■ **Dataset entries**:

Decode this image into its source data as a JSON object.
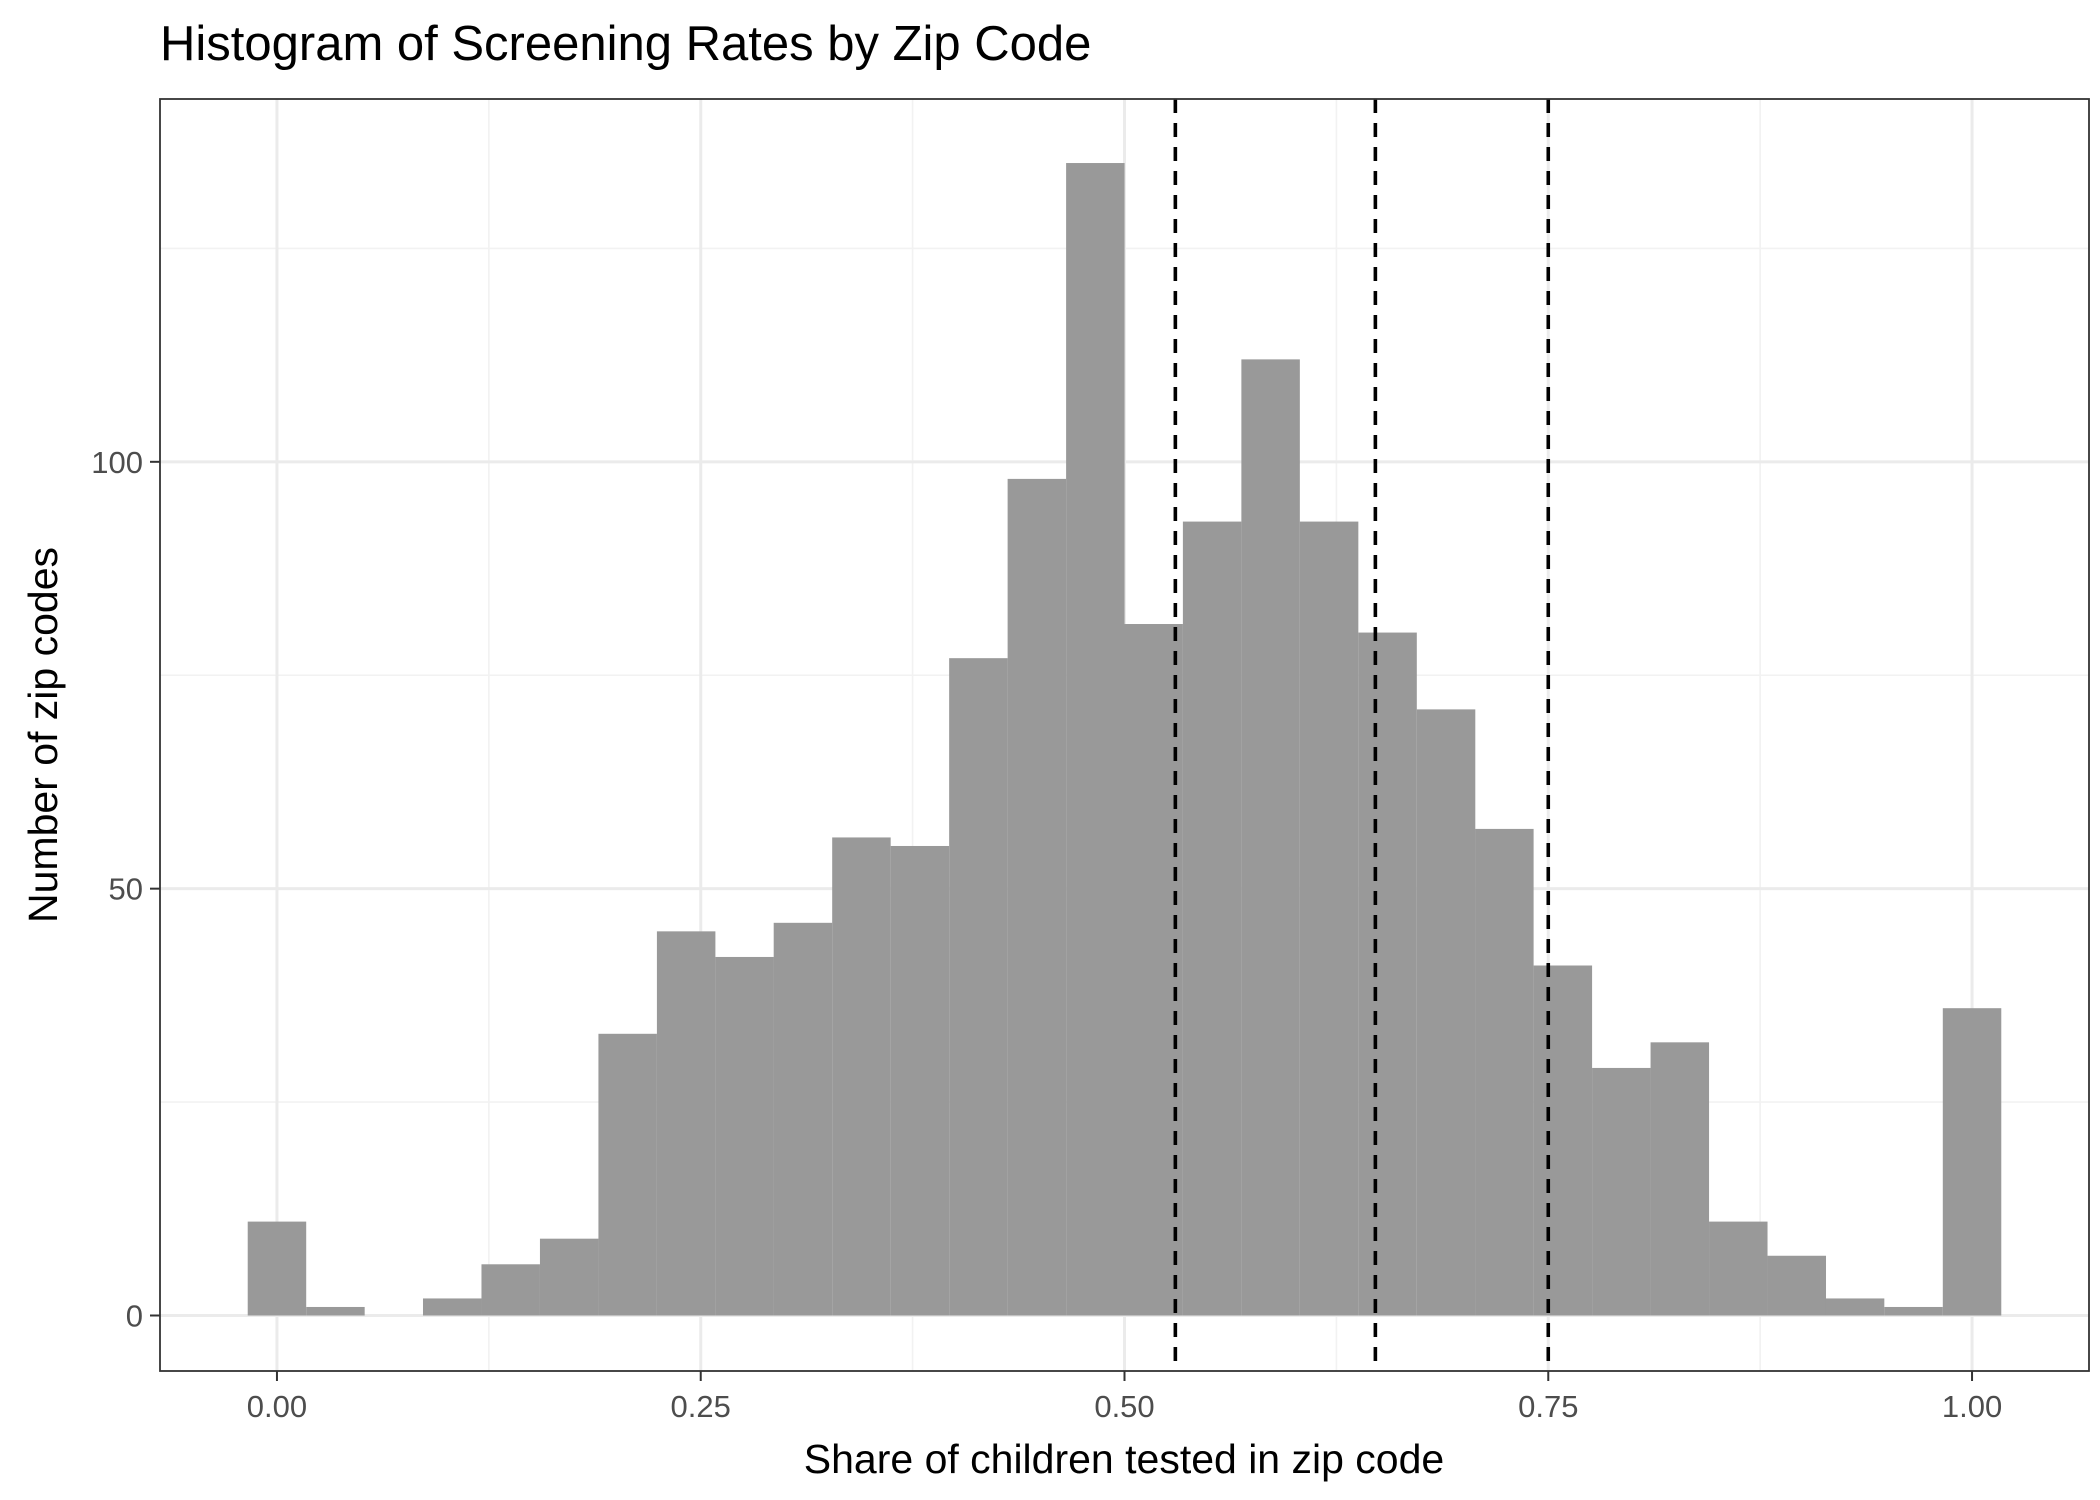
{
  "chart_data": {
    "type": "bar",
    "title": "Histogram of Screening Rates by Zip Code",
    "xlabel": "Share of children tested in zip code",
    "ylabel": "Number of zip codes",
    "xlim": [
      -0.069,
      1.069
    ],
    "ylim": [
      -6.5,
      142.5
    ],
    "x_ticks": [
      0.0,
      0.25,
      0.5,
      0.75,
      1.0
    ],
    "x_tick_labels": [
      "0.00",
      "0.25",
      "0.50",
      "0.75",
      "1.00"
    ],
    "y_ticks": [
      0,
      50,
      100
    ],
    "y_tick_labels": [
      "0",
      "50",
      "100"
    ],
    "bin_width": 0.0345,
    "bin_centers": [
      0.0,
      0.0345,
      0.069,
      0.1034,
      0.1379,
      0.1724,
      0.2069,
      0.2414,
      0.2759,
      0.3103,
      0.3448,
      0.3793,
      0.4138,
      0.4483,
      0.4828,
      0.5172,
      0.5517,
      0.5862,
      0.6207,
      0.6552,
      0.6897,
      0.7241,
      0.7586,
      0.7931,
      0.8276,
      0.8621,
      0.8966,
      0.931,
      0.9655,
      1.0
    ],
    "values": [
      11,
      1,
      0,
      2,
      6,
      9,
      33,
      45,
      42,
      46,
      56,
      55,
      77,
      98,
      135,
      81,
      93,
      112,
      93,
      80,
      71,
      57,
      41,
      29,
      32,
      11,
      7,
      2,
      1,
      36
    ],
    "reference_lines": [
      {
        "x": 0.53,
        "style": "dashed"
      },
      {
        "x": 0.648,
        "style": "dashed"
      },
      {
        "x": 0.75,
        "style": "dashed"
      }
    ],
    "grid": true,
    "legend": "none",
    "colors": {
      "bar_fill": "#999999",
      "reference_line": "#000000",
      "grid_major": "#ebebeb",
      "grid_minor": "#f2f2f2",
      "panel_border": "#333333",
      "tick_label": "#4d4d4d"
    }
  }
}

■ **Given request**:
Copy out all the data exactly; skip the pictures.

■ **The solution**:
Decode this image into its source data as a JSON object.
{
  "chart_data": {
    "type": "bar",
    "title": "Histogram of Screening Rates by Zip Code",
    "xlabel": "Share of children tested in zip code",
    "ylabel": "Number of zip codes",
    "xlim": [
      -0.069,
      1.069
    ],
    "ylim": [
      -6.5,
      142.5
    ],
    "x_ticks": [
      0.0,
      0.25,
      0.5,
      0.75,
      1.0
    ],
    "x_tick_labels": [
      "0.00",
      "0.25",
      "0.50",
      "0.75",
      "1.00"
    ],
    "y_ticks": [
      0,
      50,
      100
    ],
    "y_tick_labels": [
      "0",
      "50",
      "100"
    ],
    "bin_width": 0.0345,
    "bin_centers": [
      0.0,
      0.0345,
      0.069,
      0.1034,
      0.1379,
      0.1724,
      0.2069,
      0.2414,
      0.2759,
      0.3103,
      0.3448,
      0.3793,
      0.4138,
      0.4483,
      0.4828,
      0.5172,
      0.5517,
      0.5862,
      0.6207,
      0.6552,
      0.6897,
      0.7241,
      0.7586,
      0.7931,
      0.8276,
      0.8621,
      0.8966,
      0.931,
      0.9655,
      1.0
    ],
    "values": [
      11,
      1,
      0,
      2,
      6,
      9,
      33,
      45,
      42,
      46,
      56,
      55,
      77,
      98,
      135,
      81,
      93,
      112,
      93,
      80,
      71,
      57,
      41,
      29,
      32,
      11,
      7,
      2,
      1,
      36
    ],
    "reference_lines": [
      {
        "x": 0.53,
        "style": "dashed"
      },
      {
        "x": 0.648,
        "style": "dashed"
      },
      {
        "x": 0.75,
        "style": "dashed"
      }
    ],
    "grid": true,
    "legend": "none",
    "colors": {
      "bar_fill": "#999999",
      "reference_line": "#000000",
      "grid_major": "#ebebeb",
      "grid_minor": "#f2f2f2",
      "panel_border": "#333333",
      "tick_label": "#4d4d4d"
    }
  }
}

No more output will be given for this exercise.